**The task:** Show each line of the data below that has the string "العذر" in it.

++++ Exercise materials

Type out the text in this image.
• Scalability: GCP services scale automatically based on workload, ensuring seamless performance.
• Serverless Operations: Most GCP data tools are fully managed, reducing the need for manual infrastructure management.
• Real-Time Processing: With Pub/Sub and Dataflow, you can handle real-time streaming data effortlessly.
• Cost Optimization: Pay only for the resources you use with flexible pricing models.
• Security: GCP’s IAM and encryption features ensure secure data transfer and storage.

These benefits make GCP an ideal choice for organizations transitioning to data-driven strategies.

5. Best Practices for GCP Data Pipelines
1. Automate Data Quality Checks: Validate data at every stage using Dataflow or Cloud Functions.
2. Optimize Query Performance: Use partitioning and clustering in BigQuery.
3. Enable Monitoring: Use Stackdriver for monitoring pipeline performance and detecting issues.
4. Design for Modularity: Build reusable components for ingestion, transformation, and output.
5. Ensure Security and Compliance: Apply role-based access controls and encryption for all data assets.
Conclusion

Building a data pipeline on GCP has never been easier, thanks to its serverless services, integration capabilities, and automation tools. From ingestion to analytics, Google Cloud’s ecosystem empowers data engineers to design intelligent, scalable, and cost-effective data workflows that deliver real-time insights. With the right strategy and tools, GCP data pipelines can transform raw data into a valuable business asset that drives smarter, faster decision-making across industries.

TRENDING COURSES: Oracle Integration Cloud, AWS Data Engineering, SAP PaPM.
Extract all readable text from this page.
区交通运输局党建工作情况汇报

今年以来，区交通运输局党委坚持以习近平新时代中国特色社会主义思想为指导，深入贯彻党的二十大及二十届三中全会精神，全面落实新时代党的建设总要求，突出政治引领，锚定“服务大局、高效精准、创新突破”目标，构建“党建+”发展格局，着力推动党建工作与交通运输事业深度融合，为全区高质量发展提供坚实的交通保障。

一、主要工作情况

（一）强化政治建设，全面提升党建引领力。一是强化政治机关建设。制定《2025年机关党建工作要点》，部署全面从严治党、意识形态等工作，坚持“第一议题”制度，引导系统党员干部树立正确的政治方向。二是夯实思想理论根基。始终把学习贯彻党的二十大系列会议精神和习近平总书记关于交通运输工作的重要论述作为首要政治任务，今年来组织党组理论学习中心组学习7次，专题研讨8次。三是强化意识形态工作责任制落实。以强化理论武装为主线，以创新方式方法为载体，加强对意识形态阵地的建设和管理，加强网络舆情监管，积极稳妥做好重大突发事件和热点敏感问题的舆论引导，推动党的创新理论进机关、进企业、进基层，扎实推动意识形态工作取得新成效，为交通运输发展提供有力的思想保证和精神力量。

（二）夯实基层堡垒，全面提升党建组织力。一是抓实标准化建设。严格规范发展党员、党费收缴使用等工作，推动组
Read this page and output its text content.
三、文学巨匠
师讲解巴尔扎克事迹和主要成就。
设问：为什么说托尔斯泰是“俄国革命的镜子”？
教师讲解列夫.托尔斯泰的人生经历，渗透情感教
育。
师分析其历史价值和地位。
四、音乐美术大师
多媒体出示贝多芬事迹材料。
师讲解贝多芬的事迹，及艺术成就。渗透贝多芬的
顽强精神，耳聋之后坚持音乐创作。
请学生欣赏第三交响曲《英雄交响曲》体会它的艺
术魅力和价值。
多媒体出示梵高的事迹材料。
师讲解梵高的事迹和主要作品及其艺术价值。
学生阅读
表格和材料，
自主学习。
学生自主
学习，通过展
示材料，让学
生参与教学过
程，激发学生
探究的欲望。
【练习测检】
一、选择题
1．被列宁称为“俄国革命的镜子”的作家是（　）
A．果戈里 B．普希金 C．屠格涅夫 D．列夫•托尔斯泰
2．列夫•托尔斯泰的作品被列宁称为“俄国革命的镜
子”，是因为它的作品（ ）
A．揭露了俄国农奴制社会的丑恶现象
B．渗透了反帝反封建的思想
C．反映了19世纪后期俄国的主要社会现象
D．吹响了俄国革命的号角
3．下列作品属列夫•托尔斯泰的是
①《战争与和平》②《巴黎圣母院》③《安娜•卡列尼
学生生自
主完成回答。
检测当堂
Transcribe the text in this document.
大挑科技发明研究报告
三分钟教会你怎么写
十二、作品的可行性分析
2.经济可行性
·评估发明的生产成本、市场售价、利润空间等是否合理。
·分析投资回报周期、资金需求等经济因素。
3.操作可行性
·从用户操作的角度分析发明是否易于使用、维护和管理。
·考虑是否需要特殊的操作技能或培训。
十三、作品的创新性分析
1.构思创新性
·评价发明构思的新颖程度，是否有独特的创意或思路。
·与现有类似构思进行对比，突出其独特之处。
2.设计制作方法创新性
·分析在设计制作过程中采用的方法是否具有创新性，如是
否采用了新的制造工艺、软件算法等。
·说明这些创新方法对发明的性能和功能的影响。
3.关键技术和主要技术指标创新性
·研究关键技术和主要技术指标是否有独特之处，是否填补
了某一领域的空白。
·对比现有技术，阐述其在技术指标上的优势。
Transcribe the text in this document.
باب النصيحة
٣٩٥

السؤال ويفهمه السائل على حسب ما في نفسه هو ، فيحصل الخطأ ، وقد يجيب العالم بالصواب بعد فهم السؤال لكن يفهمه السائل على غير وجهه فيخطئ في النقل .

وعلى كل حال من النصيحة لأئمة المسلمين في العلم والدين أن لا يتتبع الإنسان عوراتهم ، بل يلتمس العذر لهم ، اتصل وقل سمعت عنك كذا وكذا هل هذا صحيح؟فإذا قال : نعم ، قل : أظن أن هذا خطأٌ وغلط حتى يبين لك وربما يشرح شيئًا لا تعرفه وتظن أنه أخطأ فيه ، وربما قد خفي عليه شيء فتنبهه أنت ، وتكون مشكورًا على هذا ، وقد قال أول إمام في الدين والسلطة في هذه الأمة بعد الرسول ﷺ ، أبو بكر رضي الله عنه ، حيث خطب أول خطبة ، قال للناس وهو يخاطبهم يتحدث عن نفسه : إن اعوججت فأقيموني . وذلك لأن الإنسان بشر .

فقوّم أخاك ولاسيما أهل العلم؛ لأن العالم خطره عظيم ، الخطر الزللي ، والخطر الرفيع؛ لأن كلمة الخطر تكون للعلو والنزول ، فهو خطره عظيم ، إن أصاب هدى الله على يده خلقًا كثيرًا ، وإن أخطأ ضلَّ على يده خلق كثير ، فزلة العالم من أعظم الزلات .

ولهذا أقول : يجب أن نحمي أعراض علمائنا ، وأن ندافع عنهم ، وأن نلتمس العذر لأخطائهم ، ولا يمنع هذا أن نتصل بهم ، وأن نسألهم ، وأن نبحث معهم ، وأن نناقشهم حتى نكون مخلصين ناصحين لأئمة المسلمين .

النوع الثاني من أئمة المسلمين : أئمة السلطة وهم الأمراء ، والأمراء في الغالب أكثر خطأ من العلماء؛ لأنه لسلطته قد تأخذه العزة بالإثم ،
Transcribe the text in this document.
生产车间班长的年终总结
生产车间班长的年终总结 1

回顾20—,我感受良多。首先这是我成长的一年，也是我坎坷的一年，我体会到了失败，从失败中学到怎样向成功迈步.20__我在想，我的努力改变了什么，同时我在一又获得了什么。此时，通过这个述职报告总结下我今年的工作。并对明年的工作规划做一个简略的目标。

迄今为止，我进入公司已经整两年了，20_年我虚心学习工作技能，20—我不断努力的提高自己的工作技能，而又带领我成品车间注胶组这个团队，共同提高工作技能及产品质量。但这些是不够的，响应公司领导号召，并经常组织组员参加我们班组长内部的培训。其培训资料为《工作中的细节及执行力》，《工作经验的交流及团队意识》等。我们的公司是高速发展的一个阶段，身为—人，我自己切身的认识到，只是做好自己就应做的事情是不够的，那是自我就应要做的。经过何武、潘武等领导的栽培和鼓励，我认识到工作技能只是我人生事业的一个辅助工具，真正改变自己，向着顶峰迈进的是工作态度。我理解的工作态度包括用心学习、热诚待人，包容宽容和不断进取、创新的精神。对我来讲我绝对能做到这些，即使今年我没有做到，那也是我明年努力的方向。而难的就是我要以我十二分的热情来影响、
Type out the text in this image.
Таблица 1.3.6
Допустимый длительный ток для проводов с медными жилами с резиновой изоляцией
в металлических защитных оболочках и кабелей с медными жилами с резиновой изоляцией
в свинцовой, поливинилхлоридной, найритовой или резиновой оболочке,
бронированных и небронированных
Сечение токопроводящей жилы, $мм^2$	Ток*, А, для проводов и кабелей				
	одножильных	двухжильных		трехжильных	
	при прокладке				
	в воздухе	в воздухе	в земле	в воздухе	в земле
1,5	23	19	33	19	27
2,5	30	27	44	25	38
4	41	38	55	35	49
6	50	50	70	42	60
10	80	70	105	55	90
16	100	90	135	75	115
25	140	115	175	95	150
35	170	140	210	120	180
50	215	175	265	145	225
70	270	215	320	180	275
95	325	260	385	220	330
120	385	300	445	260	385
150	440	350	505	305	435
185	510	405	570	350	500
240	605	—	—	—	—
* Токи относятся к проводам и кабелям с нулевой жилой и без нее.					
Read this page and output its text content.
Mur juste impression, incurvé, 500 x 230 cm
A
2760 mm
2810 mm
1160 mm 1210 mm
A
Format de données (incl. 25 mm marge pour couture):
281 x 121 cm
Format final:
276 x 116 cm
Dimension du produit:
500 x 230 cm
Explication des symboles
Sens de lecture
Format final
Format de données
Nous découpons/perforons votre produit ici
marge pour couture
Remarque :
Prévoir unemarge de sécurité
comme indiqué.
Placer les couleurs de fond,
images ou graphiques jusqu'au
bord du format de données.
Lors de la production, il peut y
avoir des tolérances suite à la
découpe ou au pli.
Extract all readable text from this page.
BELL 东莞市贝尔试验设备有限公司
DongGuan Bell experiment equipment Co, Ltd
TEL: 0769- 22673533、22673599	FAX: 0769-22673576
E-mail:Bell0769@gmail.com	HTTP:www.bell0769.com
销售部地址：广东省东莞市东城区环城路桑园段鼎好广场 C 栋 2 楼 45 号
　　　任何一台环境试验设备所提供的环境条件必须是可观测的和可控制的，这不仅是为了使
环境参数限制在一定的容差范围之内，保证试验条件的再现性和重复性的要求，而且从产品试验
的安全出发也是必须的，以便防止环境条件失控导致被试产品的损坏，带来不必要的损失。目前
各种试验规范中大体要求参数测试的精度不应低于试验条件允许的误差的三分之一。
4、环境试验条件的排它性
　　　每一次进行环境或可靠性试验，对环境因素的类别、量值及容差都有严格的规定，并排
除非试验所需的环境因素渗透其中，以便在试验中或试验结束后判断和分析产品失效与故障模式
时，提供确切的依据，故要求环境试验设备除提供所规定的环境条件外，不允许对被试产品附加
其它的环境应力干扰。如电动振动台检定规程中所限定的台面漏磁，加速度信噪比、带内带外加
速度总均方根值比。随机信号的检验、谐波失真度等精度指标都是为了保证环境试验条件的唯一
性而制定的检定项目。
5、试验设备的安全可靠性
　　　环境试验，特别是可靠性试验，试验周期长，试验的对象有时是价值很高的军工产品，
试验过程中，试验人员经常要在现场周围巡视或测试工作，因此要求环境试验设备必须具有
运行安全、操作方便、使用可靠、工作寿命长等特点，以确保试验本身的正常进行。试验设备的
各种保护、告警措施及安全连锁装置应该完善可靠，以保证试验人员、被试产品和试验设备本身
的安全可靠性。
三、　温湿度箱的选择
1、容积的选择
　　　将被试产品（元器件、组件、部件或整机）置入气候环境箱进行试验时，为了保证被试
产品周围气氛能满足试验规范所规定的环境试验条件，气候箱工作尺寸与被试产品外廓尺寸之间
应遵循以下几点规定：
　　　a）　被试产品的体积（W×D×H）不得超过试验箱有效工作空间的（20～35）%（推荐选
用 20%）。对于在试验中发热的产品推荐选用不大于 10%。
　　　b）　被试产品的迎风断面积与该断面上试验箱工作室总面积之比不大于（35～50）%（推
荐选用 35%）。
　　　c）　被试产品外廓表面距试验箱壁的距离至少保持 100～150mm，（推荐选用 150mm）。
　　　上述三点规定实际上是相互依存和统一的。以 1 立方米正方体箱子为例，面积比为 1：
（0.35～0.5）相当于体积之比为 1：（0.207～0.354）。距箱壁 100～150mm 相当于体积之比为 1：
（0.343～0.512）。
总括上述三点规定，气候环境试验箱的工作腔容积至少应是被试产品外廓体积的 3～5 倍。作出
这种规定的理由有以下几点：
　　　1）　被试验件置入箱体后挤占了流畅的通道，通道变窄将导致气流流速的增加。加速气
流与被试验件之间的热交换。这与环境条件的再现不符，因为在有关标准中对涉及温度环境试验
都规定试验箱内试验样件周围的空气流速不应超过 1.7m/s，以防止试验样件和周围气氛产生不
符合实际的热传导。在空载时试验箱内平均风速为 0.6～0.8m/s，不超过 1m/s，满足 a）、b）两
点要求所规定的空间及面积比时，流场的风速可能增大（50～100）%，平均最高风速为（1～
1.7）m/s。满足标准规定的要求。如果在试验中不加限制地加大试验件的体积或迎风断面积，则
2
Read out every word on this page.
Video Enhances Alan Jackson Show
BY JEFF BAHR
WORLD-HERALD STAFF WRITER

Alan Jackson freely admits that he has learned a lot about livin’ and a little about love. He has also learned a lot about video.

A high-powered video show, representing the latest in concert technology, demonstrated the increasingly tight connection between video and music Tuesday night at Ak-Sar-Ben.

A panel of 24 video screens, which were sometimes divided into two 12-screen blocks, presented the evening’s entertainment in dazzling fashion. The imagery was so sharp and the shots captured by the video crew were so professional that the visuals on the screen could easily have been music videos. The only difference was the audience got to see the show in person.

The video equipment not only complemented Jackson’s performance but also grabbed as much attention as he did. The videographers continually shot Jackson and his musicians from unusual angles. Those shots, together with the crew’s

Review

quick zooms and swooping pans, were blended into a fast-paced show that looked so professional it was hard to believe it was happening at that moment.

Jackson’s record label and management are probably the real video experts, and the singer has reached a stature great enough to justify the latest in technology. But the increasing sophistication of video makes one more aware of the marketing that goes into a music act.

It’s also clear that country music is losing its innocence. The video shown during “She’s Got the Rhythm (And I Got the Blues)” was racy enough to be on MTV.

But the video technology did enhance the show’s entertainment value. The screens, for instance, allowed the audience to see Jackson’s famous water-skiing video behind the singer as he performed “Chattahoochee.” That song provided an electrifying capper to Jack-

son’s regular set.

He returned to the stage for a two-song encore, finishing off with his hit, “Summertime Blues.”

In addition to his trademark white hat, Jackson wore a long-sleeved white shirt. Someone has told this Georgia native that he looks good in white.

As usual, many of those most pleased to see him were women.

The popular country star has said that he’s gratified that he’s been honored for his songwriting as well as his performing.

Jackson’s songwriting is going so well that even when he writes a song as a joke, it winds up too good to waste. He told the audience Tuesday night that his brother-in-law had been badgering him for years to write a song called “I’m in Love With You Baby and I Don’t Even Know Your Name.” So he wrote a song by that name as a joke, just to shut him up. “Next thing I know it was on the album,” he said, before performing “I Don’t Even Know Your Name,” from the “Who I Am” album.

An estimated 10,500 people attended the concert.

++++++++

**Result:**
وعلى كل حال من النصيحة لأئمة المسلمين في العلم والدين أن لا يتتبع الإنسان عوراتهم ، بل يلتمس العذر لهم ، اتصل وقل سمعت عنك كذا وكذا هل هذا صحيح؟فإذا قال : نعم ، قل : أظن أن هذا خطأٌ وغلط حتى يبين لك وربما يشرح شيئًا لا تعرفه وتظن أنه أخطأ فيه ، وربما قد خفي عليه شيء فتنبهه أنت ، وتكون مشكورًا على هذا ، وقد قال أول إمام في الدين والسلطة في هذه الأمة بعد الرسول ﷺ ، أبو بكر رضي الله عنه ، حيث خطب أول خطبة ، قال للناس وهو يخاطبهم يتحدث عن نفسه : إن اعوججت فأقيموني . وذلك لأن الإنسان بشر .
ولهذا أقول : يجب أن نحمي أعراض علمائنا ، وأن ندافع عنهم ، وأن نلتمس العذر لأخطائهم ، ولا يمنع هذا أن نتصل بهم ، وأن نسألهم ، وأن نبحث معهم ، وأن نناقشهم حتى نكون مخلصين ناصحين لأئمة المسلمين .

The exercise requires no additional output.